Records from a dataset

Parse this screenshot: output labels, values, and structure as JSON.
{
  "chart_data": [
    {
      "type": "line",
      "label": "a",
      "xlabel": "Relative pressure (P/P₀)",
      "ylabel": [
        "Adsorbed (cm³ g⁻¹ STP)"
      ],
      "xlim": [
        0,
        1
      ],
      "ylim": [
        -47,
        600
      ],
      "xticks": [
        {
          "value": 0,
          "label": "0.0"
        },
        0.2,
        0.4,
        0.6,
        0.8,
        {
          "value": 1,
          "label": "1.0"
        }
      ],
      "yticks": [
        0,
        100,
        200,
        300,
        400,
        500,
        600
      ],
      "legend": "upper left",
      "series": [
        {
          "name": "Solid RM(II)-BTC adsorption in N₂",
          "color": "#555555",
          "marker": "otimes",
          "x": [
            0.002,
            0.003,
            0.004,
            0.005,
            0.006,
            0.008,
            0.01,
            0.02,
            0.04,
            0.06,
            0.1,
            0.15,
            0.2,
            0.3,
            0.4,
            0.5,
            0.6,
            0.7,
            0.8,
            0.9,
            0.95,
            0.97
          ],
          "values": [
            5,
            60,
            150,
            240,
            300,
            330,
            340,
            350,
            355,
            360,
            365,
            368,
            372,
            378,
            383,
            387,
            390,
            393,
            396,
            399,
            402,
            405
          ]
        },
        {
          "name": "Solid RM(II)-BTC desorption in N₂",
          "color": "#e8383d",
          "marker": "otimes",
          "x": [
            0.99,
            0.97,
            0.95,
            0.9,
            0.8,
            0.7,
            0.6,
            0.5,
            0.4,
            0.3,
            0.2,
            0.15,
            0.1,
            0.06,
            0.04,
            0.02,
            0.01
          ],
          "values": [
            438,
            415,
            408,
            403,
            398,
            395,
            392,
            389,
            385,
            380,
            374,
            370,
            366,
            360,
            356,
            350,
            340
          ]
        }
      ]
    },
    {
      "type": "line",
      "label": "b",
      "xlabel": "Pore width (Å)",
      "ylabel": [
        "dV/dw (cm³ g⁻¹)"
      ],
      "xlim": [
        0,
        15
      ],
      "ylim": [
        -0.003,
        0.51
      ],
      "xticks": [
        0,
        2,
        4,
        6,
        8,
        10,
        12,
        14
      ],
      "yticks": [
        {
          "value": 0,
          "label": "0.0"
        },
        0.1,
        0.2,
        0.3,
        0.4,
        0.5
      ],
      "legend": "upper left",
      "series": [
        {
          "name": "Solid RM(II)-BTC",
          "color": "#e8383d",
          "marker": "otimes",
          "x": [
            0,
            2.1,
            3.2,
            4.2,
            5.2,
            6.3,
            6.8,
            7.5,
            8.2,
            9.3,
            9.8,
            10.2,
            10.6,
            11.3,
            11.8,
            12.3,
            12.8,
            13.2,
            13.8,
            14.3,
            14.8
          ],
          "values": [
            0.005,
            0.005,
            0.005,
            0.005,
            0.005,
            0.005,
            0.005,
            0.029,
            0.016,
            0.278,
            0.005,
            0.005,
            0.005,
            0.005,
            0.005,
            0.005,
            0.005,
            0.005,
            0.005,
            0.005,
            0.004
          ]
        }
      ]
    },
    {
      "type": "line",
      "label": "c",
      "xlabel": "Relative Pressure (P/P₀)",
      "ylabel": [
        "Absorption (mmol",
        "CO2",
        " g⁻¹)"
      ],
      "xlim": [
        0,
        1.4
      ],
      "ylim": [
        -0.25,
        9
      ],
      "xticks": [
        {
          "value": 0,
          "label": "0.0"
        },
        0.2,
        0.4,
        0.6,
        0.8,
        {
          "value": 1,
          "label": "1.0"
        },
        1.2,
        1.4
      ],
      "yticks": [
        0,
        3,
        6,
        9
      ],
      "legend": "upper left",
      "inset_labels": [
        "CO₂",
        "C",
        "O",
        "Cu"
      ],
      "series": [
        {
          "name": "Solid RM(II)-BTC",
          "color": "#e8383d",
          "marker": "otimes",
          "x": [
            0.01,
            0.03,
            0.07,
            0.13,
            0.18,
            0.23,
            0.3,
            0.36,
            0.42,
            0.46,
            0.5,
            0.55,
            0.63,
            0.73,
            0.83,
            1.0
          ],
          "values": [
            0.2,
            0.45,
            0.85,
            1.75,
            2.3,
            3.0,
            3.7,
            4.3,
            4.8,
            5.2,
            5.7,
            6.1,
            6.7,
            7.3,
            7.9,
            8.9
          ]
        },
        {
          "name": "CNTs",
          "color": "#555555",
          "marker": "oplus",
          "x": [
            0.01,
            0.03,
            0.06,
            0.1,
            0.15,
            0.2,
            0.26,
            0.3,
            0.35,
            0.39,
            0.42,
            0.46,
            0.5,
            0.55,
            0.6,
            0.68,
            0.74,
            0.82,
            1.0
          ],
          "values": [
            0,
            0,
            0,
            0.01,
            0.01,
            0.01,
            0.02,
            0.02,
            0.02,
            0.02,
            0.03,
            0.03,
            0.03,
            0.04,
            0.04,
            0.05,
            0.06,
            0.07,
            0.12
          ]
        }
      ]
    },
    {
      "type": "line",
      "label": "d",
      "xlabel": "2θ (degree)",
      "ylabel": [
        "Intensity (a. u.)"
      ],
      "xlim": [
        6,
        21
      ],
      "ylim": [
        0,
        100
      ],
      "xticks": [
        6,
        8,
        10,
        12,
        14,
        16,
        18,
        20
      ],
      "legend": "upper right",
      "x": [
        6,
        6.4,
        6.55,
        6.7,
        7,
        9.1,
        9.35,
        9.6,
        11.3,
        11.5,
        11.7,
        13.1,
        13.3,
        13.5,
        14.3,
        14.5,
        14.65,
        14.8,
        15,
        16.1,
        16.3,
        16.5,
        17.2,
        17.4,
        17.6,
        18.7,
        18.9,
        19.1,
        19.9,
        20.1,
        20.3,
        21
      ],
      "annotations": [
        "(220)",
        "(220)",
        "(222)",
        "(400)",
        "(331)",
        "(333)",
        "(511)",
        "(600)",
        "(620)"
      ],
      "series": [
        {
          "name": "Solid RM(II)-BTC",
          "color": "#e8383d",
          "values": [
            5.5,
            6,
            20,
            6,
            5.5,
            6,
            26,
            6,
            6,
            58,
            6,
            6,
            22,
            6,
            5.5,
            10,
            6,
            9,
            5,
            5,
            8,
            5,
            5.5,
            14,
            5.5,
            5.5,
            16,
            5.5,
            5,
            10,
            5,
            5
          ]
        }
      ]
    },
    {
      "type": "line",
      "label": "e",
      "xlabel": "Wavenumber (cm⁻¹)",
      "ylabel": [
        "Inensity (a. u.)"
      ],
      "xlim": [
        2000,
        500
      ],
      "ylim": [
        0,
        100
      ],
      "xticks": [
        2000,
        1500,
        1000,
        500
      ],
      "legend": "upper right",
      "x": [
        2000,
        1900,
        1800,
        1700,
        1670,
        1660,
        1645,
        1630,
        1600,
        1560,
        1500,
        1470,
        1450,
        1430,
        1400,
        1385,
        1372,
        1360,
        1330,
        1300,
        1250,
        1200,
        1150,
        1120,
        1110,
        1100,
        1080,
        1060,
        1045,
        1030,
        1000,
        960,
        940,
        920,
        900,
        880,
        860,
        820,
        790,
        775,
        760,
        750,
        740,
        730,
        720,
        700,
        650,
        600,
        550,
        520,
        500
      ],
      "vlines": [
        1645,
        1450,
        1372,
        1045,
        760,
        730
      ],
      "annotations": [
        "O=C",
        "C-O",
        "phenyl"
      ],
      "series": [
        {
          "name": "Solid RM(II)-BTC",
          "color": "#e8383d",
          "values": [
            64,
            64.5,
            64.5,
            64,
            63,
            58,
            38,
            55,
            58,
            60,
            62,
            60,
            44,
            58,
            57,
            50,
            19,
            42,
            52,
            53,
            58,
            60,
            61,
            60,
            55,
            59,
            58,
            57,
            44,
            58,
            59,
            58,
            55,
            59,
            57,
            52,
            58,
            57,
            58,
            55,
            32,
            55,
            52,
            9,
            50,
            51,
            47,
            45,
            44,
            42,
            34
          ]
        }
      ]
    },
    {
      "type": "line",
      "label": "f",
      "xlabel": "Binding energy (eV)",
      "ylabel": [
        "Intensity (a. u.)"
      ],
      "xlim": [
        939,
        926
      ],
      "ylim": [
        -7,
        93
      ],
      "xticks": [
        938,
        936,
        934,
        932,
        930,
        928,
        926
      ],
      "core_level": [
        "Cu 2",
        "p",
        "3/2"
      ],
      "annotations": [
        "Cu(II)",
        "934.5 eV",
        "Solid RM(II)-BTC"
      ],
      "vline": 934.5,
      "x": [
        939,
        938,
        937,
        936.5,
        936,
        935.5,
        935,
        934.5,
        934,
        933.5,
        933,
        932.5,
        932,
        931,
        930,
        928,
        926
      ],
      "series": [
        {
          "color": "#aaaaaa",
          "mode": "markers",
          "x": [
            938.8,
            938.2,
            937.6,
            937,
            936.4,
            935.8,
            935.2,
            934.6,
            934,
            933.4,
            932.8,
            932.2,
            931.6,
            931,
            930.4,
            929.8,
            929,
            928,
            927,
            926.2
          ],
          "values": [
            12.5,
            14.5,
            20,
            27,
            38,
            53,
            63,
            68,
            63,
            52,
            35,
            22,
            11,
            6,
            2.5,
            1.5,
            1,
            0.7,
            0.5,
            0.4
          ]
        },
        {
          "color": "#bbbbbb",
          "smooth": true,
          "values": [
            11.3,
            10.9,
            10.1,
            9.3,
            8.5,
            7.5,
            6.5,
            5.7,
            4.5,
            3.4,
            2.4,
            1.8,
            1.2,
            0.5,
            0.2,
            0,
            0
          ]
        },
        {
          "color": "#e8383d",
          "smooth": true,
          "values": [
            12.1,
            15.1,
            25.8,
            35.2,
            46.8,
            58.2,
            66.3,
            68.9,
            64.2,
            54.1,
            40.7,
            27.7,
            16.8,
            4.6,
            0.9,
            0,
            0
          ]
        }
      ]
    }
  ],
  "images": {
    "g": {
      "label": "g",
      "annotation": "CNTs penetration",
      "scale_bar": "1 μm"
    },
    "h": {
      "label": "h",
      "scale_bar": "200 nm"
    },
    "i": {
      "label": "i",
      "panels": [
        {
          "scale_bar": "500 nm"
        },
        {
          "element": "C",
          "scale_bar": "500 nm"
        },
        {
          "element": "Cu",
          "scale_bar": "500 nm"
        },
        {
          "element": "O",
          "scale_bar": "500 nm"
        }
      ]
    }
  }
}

● **Task**
Copy out every line of the data that includes "xlabel".

● **Solved problem**
      "xlabel": "Relative pressure (P/P₀)",
      "xlabel": "Pore width (Å)",
      "xlabel": "Relative Pressure (P/P₀)",
      "xlabel": "2θ (degree)",
      "xlabel": "Wavenumber (cm⁻¹)",
      "xlabel": "Binding energy (eV)",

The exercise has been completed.